### Task instructions
A. Translate this sentence from the article on the Bishop of Berwick into Spanish: "After the death of the only bishop in 1572, the title went into abeyance."
B. According to the article on the Bishop of Berwick, in what year was the title originally created?
C. Quote everything in the article on the Bishop of Berwick from "The Bishop of" down to "went into abeyance.".

:: Passage for review ::

= Bishop of Berwick =

Suffragan bishop in the Church of England

The Bishop of Berwick is an episcopal title used by the suffragan bishop of the Church of England Diocese of Newcastle in the Province of York, England.

The title was originally created in 1537 in the Diocese of Durham, and takes its name from the town of Berwick-upon-Tweed in Northumberland. After the death of the only bishop in 1572, the title went into abeyance.

From 1980 until 2016, the Assistant Bishop of Newcastle was an episcopal title used by the sole stipendiary assistant bishop (effectively suffragan bishop) of the Diocese of Newcastle. The title took its name as the bishop who assists the diocesan Bishop of Newcastle.

:::
:: Data to examine ::

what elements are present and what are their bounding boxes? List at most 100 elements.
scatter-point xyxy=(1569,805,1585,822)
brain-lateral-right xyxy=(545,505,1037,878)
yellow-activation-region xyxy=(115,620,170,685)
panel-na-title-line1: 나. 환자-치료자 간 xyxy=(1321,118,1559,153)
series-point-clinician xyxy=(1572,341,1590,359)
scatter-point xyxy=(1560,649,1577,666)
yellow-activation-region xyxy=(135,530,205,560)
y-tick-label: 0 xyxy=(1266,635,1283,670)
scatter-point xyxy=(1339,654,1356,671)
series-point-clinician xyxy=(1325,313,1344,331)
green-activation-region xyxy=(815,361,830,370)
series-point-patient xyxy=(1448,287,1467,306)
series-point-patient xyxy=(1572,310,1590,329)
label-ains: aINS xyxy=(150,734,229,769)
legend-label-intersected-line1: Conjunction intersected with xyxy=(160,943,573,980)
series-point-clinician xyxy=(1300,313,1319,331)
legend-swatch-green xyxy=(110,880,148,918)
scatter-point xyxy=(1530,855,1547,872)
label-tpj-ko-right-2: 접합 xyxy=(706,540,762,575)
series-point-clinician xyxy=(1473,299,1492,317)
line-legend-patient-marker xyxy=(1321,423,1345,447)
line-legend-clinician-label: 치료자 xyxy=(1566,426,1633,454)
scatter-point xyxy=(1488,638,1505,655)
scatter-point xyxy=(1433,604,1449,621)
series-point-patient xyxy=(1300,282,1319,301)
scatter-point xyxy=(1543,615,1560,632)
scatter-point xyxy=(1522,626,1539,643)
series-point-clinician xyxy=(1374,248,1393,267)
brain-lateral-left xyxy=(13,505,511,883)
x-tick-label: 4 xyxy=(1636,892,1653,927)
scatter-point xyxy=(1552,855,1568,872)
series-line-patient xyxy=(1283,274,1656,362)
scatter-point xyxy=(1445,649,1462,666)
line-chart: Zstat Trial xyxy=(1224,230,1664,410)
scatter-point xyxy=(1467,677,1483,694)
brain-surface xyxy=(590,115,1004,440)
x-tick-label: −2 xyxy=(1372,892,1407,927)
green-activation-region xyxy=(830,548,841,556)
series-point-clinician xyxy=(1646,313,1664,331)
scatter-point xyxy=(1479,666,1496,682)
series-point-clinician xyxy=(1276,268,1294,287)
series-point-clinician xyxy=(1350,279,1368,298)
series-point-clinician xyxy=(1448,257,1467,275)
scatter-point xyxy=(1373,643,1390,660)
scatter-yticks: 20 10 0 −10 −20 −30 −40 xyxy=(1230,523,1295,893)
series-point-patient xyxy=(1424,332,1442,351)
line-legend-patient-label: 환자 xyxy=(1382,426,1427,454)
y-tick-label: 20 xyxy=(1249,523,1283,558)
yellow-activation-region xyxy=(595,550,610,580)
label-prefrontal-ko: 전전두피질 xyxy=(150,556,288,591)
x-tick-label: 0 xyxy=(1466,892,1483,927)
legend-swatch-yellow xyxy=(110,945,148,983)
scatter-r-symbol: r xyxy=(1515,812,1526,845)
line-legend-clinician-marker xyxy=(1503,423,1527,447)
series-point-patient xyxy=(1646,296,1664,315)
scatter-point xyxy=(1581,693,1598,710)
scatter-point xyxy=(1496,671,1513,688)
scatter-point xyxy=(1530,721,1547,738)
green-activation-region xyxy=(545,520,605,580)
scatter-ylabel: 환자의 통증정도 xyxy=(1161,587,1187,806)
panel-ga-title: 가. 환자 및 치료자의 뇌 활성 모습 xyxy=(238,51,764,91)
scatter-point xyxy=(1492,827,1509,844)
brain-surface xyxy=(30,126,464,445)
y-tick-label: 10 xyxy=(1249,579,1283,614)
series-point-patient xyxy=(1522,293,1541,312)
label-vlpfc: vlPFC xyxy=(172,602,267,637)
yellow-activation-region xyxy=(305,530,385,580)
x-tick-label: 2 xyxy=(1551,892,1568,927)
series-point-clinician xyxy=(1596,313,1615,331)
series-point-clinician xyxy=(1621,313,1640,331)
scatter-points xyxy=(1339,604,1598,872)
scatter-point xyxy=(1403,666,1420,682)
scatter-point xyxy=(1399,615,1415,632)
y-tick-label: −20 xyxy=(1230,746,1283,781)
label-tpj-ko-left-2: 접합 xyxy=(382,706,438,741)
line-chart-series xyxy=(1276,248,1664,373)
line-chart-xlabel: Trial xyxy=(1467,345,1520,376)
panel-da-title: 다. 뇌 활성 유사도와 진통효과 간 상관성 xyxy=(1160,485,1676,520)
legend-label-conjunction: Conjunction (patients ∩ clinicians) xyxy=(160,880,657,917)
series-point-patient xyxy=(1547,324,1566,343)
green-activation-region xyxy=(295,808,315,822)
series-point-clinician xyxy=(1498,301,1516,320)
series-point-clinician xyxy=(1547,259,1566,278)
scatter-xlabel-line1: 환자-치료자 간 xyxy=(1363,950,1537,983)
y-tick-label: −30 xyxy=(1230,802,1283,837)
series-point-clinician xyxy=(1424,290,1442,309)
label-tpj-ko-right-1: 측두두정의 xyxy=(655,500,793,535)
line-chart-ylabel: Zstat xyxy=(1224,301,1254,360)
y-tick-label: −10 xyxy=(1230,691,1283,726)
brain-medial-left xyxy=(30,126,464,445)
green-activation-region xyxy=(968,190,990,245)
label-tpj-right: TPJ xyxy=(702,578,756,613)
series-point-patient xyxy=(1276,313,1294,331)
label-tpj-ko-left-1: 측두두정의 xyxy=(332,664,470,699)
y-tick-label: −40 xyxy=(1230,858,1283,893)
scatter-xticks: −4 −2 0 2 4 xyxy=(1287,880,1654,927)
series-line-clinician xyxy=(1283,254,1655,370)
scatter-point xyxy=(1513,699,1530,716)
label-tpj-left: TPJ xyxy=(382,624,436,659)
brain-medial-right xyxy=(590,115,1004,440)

:::

### Solved problems
A. Tras la muerte del único obispo en 1572, el título quedó en suspenso.

B. 1537

C.
The Bishop of Berwick is an episcopal title used by the suffragan bishop of the Church of England Diocese of Newcastle in the Province of York, England.

The title was originally created in 1537 in the Diocese of Durham, and takes its name from the town of Berwick-upon-Tweed in Northumberland. After the death of the only bishop in 1572, the title went into abeyance.